Identify the lines that contain the string "poichè", then copy each of them.

-- Start of STORED DATA --

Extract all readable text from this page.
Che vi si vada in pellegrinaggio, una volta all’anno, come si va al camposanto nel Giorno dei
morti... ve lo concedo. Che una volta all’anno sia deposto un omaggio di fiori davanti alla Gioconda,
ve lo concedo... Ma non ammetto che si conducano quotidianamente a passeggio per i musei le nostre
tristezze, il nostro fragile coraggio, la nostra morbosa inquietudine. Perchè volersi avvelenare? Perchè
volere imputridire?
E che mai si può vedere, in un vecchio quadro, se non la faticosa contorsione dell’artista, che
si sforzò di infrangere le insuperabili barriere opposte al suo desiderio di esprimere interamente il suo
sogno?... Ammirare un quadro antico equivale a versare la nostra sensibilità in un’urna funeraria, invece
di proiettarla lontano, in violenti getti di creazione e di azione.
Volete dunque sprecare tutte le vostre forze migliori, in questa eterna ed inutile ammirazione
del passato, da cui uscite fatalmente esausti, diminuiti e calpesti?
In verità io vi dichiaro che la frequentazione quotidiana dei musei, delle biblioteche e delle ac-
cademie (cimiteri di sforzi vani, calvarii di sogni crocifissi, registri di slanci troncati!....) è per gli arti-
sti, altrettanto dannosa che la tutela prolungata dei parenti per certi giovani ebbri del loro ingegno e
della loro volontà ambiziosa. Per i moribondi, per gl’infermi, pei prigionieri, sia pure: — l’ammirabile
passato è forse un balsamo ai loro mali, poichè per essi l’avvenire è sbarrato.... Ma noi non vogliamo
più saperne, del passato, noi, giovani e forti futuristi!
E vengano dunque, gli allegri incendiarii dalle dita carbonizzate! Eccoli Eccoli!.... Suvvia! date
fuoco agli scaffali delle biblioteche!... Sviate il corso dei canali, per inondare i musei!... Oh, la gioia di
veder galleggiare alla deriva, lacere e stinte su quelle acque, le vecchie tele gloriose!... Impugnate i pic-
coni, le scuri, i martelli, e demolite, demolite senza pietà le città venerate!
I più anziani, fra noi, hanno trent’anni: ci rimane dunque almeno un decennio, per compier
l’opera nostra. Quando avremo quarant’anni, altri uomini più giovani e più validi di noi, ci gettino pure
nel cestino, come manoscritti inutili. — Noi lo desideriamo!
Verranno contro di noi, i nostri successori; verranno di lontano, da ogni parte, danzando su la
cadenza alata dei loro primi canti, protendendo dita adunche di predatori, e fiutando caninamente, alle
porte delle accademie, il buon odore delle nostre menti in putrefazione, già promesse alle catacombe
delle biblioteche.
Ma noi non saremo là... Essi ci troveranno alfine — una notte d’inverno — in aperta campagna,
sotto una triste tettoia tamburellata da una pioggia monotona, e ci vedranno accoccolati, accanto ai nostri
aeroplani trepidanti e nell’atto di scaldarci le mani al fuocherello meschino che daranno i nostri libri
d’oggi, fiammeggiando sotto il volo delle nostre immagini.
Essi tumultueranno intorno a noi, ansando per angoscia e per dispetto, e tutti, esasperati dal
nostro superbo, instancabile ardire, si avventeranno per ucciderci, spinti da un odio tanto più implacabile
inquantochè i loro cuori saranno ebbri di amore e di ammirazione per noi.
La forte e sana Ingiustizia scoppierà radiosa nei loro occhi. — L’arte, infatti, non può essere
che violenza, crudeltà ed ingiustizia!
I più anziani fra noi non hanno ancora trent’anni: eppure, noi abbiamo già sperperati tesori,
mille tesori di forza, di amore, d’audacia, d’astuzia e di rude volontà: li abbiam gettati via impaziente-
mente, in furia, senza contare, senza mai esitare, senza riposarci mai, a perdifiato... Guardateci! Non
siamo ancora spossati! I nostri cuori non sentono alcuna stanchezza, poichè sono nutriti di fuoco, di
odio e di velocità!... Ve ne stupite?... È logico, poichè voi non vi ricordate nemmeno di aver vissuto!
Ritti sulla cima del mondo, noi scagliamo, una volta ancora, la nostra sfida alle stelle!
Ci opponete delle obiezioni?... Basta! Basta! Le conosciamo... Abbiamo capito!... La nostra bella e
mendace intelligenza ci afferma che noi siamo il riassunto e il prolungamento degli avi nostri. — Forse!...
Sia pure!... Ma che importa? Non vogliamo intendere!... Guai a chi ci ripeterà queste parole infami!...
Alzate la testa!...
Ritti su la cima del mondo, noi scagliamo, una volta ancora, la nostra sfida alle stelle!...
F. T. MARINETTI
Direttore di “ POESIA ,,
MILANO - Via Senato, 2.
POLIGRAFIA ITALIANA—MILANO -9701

-- End of STORED DATA --

• _EXERCISE SOLUTION_
passato è forse un balsamo ai loro mali, poichè per essi l’avvenire è sbarrato.... Ma noi non vogliamo
siamo ancora spossati! I nostri cuori non sentono alcuna stanchezza, poichè sono nutriti di fuoco, di
odio e di velocità!... Ve ne stupite?... È logico, poichè voi non vi ricordate nemmeno di aver vissuto!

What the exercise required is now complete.